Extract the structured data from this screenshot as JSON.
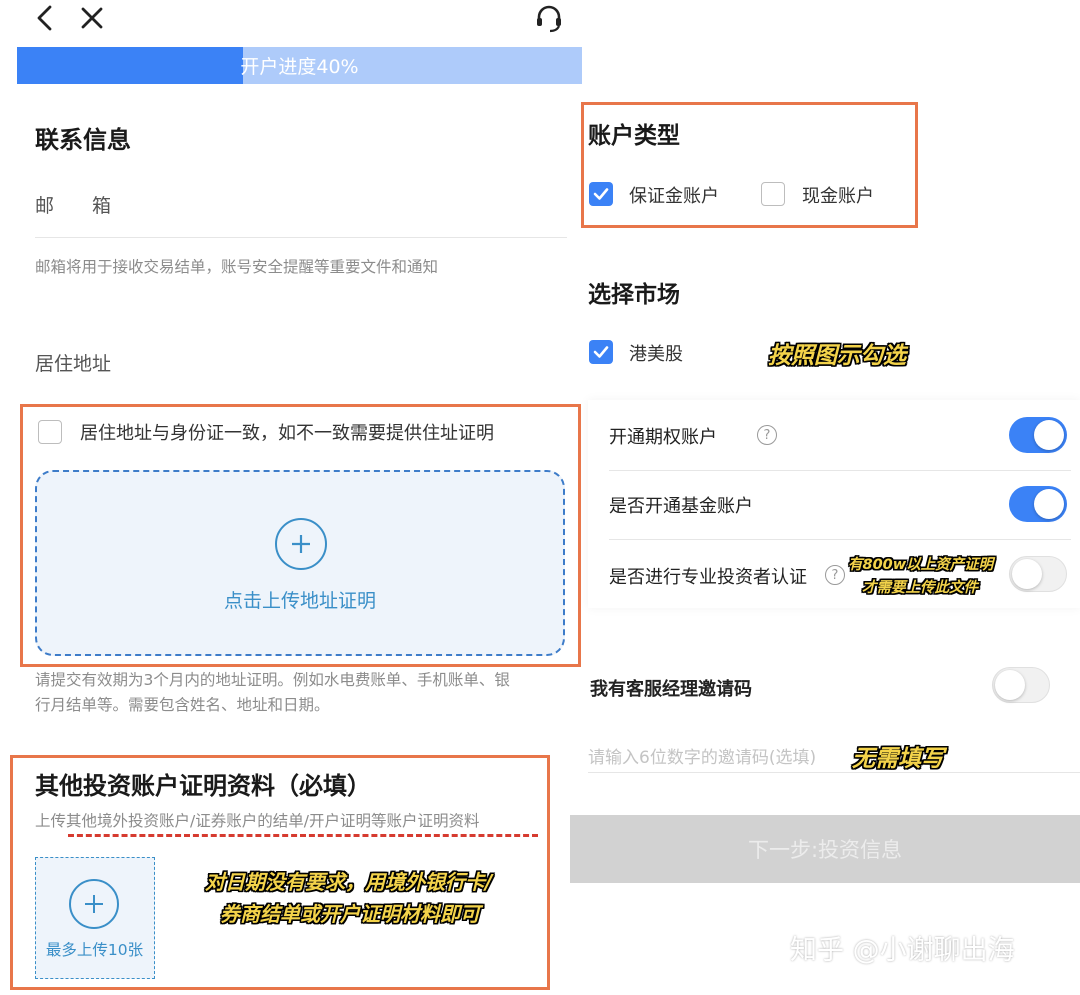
{
  "progress": {
    "label": "开户进度40%",
    "value_percent": 40
  },
  "contact": {
    "title": "联系信息",
    "email_label": "邮　　箱",
    "email_hint": "邮箱将用于接收交易结单，账号安全提醒等重要文件和通知",
    "address_label": "居住地址",
    "address_same_label": "居住地址与身份证一致，如不一致需要提供住址证明",
    "upload_label": "点击上传地址证明",
    "address_hint_line1": "请提交有效期为3个月内的地址证明。例如水电费账单、手机账单、银",
    "address_hint_line2": "行月结单等。需要包含姓名、地址和日期。"
  },
  "other_proof": {
    "title": "其他投资账户证明资料（必填）",
    "hint": "上传其他境外投资账户/证券账户的结单/开户证明等账户证明资料",
    "upload_label": "最多上传10张",
    "annotation_line1": "对日期没有要求，用境外银行卡/",
    "annotation_line2": "券商结单或开户证明材料即可"
  },
  "account_type": {
    "title": "账户类型",
    "options": [
      {
        "label": "保证金账户",
        "checked": true
      },
      {
        "label": "现金账户",
        "checked": false
      }
    ]
  },
  "market": {
    "title": "选择市场",
    "option_label": "港美股",
    "checked": true,
    "annotation": "按照图示勾选"
  },
  "toggles": [
    {
      "label": "开通期权账户",
      "on": true
    },
    {
      "label": "是否开通基金账户",
      "on": true
    },
    {
      "label": "是否进行专业投资者认证",
      "on": false
    }
  ],
  "pro_annotation": {
    "line1": "有800w以上资产证明",
    "line2": "才需要上传此文件"
  },
  "invite": {
    "label": "我有客服经理邀请码",
    "on": false,
    "placeholder": "请输入6位数字的邀请码(选填)",
    "annotation": "无需填写"
  },
  "next_button": "下一步:投资信息",
  "watermark": "知乎 @小谢聊出海",
  "colors": {
    "accent": "#3b82f6",
    "highlight_box": "#e8764a",
    "annotation": "#f3d34a"
  },
  "icons": [
    "back-icon",
    "close-icon",
    "headset-icon",
    "plus-icon",
    "check-icon",
    "question-icon"
  ]
}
--------------------
Scan the lines for the string "checked". Copy out each line that matches.

§ Exercise output:
        "checked": true
        "checked": false
    "checked": true,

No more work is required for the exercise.